Institute of Advanced Studies (IAS)


Professor Olivette Otele: The politics of the body: body memory and healing

12 December 2023, 6:00 pm–8:00 pm


The SPRC invites you to the second annual Sarah Parker Remond Memorial Lecture: Olivette Otele discusses the politics of the body: body memory and healing

This event is free.

Event Information

Open to







The UCL Sarah Parker Remond Centre for the Study of Racism and Racialisation


Gustave Tuck Lecture Theatre
302, Main Building
South Wing, Gower Street
United Kingdom

UCL's Sarah Parker Remond Centre invites you to the a Sarah Parker Remond Memorial Lecture with Professor Olivette Otele

Willingly travelling or forcibly transported across the oceans, the histories of people of African descent in Europe, the Indian Ocean and the Americas are closely linked to the notion of movement, boundaries and body memory.  

The talk will explore the historical relevance of those journeys and will delve more thoroughly into the notion of body memory by examining the power of kinesthetics in creating a memory. The aim is to grasp how those populations remember, forget, produce and transmit intergenerational knowledge as well as how they re-produce or are victims of trauma through body memory. The talk is also aimed at expanding on the politics of the body and in particular how people of African descent’s multiple trajectories have come to be associated with the policing of bodies from the 17th century in the African continent, the Caribbean and North America to Europe in the 21st century.

> _Aim_: From the lecture announcement, reproduce word for word the passage that begins with the words containing "Professor Olivette Otele: The" and ends with "event is free.".

> _Given entries_:
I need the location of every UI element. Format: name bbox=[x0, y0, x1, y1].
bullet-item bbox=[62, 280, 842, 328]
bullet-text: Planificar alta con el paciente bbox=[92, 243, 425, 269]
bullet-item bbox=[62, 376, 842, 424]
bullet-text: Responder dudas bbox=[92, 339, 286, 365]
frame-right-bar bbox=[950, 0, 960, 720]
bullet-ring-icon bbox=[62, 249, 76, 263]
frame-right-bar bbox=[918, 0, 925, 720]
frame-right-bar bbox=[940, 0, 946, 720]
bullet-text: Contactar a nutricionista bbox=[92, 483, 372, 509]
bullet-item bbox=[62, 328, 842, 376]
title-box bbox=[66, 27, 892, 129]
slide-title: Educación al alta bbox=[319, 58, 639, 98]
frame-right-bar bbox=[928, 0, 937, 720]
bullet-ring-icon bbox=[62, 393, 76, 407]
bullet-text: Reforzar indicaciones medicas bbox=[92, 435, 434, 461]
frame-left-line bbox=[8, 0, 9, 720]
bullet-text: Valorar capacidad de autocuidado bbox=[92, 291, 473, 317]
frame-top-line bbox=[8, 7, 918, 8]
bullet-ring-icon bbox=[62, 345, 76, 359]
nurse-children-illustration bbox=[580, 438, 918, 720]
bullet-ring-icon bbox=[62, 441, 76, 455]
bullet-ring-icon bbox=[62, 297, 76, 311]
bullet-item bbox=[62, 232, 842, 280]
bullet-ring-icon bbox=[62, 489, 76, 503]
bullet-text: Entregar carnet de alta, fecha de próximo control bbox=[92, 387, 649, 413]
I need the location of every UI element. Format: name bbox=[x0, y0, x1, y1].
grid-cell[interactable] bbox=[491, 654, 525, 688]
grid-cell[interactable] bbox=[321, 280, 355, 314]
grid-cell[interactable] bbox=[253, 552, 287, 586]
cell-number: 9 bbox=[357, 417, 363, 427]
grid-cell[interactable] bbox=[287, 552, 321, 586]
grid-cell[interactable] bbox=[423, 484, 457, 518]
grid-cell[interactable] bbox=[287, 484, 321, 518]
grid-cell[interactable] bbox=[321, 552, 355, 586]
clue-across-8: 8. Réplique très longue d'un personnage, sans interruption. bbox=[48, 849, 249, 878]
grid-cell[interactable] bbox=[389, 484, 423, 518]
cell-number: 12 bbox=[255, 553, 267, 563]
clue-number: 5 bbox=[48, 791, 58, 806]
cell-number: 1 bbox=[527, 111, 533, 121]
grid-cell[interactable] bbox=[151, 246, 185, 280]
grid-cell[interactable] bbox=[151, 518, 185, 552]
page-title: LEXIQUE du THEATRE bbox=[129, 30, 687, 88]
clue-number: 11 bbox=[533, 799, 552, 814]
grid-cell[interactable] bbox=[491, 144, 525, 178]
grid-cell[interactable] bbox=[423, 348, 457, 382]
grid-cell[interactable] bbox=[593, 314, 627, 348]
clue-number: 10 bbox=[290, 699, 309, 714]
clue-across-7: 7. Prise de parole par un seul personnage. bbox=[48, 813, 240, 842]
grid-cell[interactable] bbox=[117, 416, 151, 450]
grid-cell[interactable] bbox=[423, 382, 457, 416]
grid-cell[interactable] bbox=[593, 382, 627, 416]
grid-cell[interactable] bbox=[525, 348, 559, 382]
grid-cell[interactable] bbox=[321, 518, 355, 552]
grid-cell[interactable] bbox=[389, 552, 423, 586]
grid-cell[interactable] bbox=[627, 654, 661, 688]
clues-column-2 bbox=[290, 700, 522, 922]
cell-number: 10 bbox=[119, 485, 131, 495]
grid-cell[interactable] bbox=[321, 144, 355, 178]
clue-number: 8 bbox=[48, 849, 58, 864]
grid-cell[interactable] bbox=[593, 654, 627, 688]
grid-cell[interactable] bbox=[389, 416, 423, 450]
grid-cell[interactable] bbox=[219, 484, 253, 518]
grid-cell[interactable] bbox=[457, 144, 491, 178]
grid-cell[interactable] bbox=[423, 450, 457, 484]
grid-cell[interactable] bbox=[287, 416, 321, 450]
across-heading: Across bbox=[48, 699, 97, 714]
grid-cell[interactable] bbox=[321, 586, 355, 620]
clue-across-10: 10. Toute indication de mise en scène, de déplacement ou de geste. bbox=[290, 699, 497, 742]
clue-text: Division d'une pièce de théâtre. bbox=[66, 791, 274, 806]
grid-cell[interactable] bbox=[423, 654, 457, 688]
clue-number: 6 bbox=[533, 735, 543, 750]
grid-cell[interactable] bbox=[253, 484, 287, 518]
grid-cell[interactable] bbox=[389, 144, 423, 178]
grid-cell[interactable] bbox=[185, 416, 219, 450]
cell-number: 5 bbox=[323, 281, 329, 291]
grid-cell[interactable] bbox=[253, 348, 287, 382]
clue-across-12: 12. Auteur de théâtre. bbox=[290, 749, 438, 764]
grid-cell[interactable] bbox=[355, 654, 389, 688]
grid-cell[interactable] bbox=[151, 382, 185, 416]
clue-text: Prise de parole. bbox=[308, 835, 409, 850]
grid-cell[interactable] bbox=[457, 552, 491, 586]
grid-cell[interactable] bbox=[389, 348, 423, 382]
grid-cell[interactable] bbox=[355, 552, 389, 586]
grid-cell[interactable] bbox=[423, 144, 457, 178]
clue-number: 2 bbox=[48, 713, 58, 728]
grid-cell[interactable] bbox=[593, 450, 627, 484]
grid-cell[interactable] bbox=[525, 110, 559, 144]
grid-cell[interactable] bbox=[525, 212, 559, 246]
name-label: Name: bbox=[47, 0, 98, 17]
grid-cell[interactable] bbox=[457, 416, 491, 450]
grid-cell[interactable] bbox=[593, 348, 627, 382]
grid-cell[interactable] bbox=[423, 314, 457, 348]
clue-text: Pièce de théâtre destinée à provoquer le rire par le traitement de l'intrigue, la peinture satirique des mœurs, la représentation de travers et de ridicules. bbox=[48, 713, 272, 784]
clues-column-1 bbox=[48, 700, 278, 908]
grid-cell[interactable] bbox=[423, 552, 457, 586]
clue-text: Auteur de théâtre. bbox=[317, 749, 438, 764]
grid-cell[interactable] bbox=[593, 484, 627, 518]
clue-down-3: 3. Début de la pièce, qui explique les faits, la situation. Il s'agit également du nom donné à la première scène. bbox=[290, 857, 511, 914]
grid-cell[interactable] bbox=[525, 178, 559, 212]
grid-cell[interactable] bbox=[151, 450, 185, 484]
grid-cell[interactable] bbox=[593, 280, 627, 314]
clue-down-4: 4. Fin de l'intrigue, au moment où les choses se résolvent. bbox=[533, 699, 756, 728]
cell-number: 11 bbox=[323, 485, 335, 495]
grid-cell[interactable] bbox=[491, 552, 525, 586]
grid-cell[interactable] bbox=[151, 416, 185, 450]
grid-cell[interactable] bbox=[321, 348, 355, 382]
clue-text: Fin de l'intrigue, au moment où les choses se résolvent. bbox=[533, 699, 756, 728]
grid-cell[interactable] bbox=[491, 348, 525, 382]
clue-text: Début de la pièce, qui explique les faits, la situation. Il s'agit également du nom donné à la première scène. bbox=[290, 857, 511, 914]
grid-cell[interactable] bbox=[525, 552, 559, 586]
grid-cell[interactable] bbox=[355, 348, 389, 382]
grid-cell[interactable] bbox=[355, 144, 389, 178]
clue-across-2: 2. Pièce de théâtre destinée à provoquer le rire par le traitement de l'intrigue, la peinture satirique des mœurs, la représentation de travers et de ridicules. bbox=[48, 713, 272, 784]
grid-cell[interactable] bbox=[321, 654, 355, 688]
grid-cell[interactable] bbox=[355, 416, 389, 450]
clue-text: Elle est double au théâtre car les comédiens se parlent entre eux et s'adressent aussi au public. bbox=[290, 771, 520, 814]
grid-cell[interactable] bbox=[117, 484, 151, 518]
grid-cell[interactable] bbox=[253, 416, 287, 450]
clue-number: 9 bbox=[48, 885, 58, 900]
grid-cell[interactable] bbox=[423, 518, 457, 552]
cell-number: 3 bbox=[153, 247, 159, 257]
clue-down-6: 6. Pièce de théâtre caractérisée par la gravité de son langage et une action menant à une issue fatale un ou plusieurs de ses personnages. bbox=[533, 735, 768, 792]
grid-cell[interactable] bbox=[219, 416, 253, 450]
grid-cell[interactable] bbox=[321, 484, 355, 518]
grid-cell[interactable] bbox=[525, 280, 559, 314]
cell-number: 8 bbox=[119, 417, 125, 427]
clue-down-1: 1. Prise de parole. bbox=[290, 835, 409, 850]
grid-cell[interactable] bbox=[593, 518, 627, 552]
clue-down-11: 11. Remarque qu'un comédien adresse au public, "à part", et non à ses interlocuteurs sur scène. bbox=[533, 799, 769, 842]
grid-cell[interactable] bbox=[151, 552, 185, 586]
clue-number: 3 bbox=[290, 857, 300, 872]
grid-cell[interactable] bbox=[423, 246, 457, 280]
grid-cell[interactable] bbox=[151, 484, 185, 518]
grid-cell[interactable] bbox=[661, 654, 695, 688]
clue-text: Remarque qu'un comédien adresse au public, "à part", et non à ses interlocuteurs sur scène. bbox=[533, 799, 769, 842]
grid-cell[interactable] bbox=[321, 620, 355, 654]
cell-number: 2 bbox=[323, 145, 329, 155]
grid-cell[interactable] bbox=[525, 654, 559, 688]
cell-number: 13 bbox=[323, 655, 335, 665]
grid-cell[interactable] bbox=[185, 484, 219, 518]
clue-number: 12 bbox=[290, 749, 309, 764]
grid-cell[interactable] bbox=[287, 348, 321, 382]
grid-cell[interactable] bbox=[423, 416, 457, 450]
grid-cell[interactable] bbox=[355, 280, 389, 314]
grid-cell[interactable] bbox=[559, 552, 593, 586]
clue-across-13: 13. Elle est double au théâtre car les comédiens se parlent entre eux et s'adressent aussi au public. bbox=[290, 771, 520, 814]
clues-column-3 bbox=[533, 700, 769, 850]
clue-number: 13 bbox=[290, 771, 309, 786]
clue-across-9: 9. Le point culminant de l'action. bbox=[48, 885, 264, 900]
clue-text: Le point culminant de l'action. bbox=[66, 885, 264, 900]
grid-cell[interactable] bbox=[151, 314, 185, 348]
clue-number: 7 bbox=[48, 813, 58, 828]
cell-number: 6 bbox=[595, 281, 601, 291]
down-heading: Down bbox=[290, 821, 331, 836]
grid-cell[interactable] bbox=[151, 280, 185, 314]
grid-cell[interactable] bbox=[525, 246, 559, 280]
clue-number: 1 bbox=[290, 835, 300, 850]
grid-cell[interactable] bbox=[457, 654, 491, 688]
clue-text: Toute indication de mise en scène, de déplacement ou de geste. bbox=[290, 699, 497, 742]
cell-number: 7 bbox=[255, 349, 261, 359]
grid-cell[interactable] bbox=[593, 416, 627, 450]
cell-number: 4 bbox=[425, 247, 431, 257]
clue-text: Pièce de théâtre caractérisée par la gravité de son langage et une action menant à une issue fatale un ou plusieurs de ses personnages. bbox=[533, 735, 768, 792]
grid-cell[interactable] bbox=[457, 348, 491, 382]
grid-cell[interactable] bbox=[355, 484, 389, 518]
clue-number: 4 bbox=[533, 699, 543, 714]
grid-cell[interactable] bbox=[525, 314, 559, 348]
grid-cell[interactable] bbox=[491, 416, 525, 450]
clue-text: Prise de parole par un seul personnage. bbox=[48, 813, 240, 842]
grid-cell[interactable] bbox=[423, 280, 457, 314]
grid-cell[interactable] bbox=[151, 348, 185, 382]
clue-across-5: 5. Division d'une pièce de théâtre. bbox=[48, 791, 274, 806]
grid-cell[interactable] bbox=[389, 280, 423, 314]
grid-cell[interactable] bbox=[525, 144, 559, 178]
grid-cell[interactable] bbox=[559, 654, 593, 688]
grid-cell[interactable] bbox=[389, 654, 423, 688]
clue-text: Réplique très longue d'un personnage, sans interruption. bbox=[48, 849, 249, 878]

> _Answer for the task_:
Professor Olivette Otele: The politics of the body: body memory and healing

12 December 2023, 6:00 pm–8:00 pm


The SPRC invites you to the second annual Sarah Parker Remond Memorial Lecture: Olivette Otele discusses the politics of the body: body memory and healing

This event is free.